— START OF Information provided —
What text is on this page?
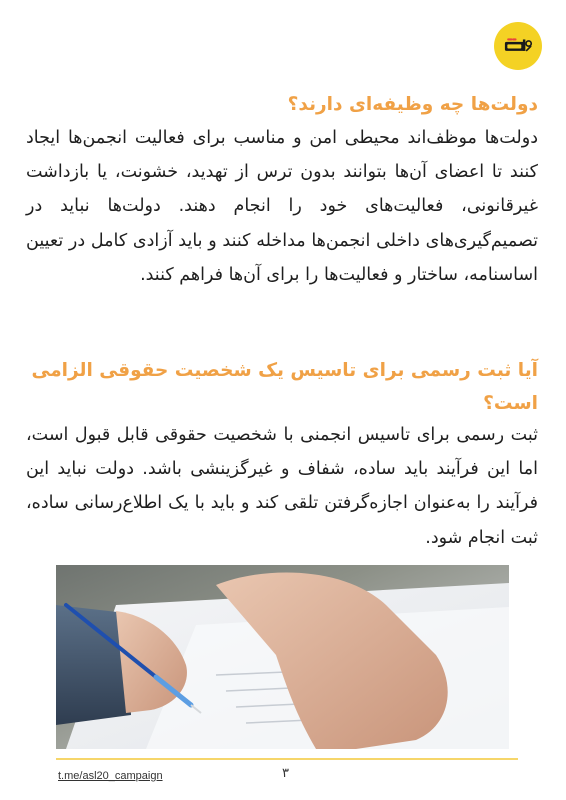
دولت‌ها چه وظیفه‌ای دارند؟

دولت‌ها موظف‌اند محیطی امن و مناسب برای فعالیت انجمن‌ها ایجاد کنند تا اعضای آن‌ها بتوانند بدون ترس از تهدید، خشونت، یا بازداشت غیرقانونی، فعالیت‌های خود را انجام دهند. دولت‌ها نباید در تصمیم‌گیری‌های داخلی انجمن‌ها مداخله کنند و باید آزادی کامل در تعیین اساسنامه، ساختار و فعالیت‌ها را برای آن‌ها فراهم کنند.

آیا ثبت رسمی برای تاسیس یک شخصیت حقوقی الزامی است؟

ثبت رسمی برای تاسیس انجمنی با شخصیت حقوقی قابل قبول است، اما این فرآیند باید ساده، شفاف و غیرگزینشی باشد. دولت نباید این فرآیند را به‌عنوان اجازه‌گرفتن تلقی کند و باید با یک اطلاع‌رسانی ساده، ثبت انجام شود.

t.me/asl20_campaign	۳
— END OF Information provided —
— START OF Information provided —
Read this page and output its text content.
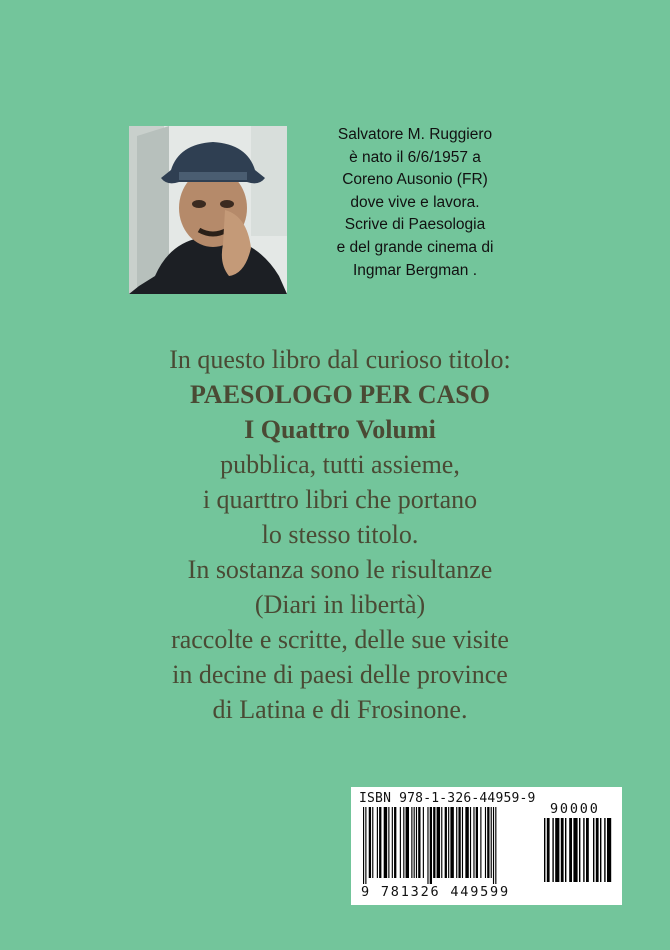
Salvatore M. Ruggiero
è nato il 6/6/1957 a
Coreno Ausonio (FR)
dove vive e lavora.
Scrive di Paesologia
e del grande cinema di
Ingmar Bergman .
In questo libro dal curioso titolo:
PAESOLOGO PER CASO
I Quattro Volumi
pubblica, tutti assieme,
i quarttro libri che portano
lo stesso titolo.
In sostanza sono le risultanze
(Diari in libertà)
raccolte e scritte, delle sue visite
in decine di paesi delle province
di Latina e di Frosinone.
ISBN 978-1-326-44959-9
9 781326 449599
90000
— END OF Information provided —
— START OF Information provided —
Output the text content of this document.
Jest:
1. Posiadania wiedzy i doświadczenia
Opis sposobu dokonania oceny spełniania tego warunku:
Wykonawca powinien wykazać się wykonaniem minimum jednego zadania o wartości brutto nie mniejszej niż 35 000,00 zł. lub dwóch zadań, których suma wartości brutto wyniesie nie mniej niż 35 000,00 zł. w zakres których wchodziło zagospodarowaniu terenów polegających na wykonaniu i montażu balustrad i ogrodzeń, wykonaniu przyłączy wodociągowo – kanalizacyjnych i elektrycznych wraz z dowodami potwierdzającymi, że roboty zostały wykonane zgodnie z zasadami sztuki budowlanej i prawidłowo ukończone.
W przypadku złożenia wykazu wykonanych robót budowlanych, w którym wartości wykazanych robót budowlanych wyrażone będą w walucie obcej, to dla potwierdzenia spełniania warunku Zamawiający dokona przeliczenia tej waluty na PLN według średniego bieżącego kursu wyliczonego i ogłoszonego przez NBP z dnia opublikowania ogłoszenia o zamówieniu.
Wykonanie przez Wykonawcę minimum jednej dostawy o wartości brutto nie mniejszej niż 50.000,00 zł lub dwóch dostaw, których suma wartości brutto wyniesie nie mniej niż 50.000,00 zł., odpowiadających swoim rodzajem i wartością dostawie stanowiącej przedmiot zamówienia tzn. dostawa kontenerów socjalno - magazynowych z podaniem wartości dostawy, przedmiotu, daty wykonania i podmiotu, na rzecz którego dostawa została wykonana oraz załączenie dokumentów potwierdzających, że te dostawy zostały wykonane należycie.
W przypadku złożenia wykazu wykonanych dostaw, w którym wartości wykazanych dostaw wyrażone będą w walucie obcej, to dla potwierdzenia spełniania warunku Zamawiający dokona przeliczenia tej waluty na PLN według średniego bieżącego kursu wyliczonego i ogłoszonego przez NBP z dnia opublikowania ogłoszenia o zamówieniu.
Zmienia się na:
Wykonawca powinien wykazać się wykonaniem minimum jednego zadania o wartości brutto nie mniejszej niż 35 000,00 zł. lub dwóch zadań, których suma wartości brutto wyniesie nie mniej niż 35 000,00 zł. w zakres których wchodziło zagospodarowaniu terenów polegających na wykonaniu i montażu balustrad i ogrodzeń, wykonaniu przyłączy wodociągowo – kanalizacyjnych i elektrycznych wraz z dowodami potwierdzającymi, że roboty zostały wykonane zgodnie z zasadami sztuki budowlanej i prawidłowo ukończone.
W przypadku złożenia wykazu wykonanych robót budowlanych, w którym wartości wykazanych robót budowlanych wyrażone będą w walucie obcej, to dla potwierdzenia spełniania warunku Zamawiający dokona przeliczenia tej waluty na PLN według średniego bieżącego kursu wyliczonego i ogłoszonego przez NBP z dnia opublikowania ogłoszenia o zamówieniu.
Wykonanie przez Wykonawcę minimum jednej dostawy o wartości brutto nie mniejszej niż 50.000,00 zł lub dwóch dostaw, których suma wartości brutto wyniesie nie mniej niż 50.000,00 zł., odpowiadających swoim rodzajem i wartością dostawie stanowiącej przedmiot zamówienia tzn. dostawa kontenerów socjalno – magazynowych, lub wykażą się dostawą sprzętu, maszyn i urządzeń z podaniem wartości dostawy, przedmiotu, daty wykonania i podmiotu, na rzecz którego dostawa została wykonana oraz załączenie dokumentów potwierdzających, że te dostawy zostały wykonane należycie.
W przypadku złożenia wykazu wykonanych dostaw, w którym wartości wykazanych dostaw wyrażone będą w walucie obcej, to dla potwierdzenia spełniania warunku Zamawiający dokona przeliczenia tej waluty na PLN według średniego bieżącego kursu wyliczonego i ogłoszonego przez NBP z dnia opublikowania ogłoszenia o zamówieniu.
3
— END OF Information provided —
### Instructions for the task
How many lines in the records hold the string "przedmiot"? Reply with the number alone.

### Full response
2